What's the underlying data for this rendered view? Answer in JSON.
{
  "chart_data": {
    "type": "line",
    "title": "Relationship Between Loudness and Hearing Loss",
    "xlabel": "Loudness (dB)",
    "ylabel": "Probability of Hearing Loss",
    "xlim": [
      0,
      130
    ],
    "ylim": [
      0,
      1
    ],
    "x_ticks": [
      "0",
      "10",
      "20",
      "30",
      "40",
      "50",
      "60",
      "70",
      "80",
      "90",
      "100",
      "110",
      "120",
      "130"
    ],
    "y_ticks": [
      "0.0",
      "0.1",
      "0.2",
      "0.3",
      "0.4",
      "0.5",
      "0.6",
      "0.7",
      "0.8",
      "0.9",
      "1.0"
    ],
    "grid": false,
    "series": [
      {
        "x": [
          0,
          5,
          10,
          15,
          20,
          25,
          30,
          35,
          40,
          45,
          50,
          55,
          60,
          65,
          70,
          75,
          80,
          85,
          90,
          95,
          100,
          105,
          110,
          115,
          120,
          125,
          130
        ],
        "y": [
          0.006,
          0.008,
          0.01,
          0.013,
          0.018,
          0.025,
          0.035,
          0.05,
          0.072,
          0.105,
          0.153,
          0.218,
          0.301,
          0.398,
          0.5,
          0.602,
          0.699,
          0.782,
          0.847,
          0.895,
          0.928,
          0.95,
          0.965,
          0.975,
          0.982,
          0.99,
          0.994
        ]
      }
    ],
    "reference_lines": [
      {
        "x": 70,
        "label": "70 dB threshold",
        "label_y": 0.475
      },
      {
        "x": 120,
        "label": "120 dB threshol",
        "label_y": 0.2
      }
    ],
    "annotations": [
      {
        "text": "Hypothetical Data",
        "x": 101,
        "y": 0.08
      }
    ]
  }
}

** Requirements **
Print again each line of the listing above, exactly as it appears.

** Answer **
What's the underlying data for this rendered view? Answer in JSON.
{
  "chart_data": {
    "type": "line",
    "title": "Relationship Between Loudness and Hearing Loss",
    "xlabel": "Loudness (dB)",
    "ylabel": "Probability of Hearing Loss",
    "xlim": [
      0,
      130
    ],
    "ylim": [
      0,
      1
    ],
    "x_ticks": [
      "0",
      "10",
      "20",
      "30",
      "40",
      "50",
      "60",
      "70",
      "80",
      "90",
      "100",
      "110",
      "120",
      "130"
    ],
    "y_ticks": [
      "0.0",
      "0.1",
      "0.2",
      "0.3",
      "0.4",
      "0.5",
      "0.6",
      "0.7",
      "0.8",
      "0.9",
      "1.0"
    ],
    "grid": false,
    "series": [
      {
        "x": [
          0,
          5,
          10,
          15,
          20,
          25,
          30,
          35,
          40,
          45,
          50,
          55,
          60,
          65,
          70,
          75,
          80,
          85,
          90,
          95,
          100,
          105,
          110,
          115,
          120,
          125,
          130
        ],
        "y": [
          0.006,
          0.008,
          0.01,
          0.013,
          0.018,
          0.025,
          0.035,
          0.05,
          0.072,
          0.105,
          0.153,
          0.218,
          0.301,
          0.398,
          0.5,
          0.602,
          0.699,
          0.782,
          0.847,
          0.895,
          0.928,
          0.95,
          0.965,
          0.975,
          0.982,
          0.99,
          0.994
        ]
      }
    ],
    "reference_lines": [
      {
        "x": 70,
        "label": "70 dB threshold",
        "label_y": 0.475
      },
      {
        "x": 120,
        "label": "120 dB threshol",
        "label_y": 0.2
      }
    ],
    "annotations": [
      {
        "text": "Hypothetical Data",
        "x": 101,
        "y": 0.08
      }
    ]
  }
}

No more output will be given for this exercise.